*Problem requirements*
Count every line that holds the string "历年经营现金净额", then give that number alone.

*Extracted entries*
::::::::::

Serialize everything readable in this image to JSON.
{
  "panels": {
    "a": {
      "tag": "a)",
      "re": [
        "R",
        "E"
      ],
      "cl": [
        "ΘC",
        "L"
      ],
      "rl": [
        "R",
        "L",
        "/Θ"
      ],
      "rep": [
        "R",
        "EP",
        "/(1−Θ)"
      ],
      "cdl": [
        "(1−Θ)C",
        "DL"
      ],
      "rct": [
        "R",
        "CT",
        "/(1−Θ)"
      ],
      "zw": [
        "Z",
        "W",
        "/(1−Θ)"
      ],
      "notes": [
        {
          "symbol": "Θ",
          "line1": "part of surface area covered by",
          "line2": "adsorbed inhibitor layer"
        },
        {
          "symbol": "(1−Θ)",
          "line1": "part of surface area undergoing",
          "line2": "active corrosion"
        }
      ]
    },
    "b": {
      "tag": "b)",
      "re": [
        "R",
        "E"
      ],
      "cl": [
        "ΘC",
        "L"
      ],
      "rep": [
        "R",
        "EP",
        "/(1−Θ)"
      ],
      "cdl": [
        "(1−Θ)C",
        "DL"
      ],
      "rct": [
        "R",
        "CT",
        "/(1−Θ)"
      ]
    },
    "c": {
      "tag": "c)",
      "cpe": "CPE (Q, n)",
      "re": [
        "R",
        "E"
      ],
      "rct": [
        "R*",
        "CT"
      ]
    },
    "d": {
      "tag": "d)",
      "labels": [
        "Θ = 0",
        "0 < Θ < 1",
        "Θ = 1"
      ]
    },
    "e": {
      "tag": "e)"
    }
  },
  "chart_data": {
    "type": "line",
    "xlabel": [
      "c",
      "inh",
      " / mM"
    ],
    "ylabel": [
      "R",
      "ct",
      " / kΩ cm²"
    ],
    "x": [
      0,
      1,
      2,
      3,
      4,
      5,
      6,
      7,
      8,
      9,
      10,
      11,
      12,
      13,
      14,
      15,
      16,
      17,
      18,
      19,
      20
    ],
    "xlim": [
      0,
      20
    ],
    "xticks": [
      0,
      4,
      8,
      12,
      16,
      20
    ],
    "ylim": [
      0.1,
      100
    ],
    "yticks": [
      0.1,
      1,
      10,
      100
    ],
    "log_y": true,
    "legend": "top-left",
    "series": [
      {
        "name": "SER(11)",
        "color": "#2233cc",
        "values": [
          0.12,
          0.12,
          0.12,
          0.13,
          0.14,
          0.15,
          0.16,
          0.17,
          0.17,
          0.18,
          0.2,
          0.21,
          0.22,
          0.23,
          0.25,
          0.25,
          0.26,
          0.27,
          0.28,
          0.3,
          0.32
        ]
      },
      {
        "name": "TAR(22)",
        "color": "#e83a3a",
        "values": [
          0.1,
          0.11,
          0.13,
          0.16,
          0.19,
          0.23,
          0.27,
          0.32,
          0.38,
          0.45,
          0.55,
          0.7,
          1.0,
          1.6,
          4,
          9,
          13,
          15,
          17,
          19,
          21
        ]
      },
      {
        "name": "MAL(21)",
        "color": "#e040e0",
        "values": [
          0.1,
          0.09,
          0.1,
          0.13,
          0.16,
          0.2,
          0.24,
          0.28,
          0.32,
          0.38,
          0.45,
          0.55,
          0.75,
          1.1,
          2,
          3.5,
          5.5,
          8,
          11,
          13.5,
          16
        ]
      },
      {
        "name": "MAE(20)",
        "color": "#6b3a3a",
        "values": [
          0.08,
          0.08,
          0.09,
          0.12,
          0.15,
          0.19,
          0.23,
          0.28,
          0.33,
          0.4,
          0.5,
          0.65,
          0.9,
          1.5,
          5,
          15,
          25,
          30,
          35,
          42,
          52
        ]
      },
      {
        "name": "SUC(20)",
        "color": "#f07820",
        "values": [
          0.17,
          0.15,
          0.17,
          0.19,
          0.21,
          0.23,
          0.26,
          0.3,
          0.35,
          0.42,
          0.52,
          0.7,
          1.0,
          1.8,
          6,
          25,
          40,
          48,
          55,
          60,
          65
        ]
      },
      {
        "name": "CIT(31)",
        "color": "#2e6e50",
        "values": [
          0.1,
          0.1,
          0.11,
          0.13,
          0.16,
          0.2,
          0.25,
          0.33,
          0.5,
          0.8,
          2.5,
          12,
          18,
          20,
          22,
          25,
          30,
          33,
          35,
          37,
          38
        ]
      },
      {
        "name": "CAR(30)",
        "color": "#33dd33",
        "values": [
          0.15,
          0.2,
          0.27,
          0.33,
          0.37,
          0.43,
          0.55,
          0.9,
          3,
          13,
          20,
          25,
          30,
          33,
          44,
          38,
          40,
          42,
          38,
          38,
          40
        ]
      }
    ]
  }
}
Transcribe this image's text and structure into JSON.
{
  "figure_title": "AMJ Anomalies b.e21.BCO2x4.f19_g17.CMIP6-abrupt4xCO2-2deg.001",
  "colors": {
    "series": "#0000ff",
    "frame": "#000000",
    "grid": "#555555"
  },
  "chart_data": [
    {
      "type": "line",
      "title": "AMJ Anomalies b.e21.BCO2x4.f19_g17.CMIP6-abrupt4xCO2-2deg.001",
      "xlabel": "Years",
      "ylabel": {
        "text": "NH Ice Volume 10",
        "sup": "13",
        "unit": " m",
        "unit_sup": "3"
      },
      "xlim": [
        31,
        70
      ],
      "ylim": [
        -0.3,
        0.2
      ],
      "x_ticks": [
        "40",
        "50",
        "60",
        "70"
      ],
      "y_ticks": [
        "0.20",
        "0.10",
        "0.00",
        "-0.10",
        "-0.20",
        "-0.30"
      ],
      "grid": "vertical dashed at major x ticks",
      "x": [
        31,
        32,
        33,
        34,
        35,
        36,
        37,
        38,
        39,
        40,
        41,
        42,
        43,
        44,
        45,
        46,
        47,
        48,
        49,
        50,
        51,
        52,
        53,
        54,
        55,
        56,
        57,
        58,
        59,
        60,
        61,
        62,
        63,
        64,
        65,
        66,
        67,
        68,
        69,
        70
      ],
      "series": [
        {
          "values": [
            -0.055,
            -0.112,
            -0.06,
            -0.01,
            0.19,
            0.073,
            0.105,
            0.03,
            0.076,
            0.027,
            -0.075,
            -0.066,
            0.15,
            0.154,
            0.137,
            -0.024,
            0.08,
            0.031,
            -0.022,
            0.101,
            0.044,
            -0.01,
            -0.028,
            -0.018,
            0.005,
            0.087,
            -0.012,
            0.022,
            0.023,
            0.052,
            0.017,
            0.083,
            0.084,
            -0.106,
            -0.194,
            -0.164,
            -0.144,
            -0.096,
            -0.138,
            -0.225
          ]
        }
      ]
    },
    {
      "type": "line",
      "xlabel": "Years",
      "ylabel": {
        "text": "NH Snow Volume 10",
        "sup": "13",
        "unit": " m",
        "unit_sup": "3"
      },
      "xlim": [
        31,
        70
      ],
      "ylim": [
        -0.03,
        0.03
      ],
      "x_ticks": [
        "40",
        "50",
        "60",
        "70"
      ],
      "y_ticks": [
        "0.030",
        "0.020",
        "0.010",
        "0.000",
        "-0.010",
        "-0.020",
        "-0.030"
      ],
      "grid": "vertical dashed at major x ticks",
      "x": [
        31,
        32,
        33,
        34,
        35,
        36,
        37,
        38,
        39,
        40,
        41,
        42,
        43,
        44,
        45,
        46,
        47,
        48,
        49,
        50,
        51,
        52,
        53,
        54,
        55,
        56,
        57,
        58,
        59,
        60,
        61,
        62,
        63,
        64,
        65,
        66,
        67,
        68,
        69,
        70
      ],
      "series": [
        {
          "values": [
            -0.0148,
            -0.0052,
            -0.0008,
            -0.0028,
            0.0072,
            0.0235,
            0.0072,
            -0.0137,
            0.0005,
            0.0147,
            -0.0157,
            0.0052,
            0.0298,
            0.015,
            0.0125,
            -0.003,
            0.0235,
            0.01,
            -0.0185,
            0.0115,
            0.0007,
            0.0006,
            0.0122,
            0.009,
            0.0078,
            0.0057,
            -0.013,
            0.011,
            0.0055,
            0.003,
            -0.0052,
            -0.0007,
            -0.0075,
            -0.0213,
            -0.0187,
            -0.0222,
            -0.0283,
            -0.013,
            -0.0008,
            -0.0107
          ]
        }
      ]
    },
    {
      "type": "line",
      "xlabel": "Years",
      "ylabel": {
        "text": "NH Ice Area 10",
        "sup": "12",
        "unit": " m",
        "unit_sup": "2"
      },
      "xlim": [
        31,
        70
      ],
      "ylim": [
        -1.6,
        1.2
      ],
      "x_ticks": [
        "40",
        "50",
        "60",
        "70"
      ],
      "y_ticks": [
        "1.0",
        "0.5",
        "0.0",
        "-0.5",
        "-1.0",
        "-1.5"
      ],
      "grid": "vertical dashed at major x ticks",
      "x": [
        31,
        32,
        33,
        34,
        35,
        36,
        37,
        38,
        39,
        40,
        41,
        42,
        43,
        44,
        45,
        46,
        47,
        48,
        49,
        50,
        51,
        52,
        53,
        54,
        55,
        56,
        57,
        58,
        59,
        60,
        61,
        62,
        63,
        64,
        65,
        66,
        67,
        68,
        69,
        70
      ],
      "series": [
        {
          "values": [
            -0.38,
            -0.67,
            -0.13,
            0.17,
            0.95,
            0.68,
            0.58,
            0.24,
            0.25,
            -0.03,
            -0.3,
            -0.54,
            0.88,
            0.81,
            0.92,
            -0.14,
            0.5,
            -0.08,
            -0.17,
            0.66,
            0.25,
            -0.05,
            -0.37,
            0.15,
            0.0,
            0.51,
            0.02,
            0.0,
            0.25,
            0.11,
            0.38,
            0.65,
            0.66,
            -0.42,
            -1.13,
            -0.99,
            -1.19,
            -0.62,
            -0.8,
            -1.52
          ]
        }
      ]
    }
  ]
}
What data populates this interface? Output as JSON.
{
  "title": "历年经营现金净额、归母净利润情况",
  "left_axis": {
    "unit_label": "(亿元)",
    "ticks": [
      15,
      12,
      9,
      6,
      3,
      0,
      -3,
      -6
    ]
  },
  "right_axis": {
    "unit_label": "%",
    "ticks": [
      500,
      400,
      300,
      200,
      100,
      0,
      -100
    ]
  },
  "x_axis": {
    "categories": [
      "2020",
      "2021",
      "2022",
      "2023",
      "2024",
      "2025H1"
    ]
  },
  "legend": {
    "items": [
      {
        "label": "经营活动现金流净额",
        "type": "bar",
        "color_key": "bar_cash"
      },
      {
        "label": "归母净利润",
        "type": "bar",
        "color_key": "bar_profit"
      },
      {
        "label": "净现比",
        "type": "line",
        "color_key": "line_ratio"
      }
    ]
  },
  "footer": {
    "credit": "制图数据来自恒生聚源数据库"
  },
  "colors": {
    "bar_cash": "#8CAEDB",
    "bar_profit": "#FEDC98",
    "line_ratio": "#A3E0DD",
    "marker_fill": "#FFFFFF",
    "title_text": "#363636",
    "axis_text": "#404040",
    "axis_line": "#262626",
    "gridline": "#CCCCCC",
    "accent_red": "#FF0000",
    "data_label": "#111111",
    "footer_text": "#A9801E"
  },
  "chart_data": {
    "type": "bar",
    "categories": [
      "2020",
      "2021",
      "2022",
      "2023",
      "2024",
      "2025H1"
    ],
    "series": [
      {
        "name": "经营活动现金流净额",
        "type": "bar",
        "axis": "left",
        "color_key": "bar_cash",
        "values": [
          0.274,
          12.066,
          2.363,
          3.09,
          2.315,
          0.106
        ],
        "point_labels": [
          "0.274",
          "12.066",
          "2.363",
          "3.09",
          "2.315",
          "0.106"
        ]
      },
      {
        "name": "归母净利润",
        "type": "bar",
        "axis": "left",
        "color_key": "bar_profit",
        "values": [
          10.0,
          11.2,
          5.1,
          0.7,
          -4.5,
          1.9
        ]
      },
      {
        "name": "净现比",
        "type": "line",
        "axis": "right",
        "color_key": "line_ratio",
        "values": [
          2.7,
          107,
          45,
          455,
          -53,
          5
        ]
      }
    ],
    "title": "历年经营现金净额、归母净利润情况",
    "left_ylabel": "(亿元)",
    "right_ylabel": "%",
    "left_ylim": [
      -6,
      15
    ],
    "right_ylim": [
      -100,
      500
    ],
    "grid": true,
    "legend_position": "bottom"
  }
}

::::::::::

*Written answer*
2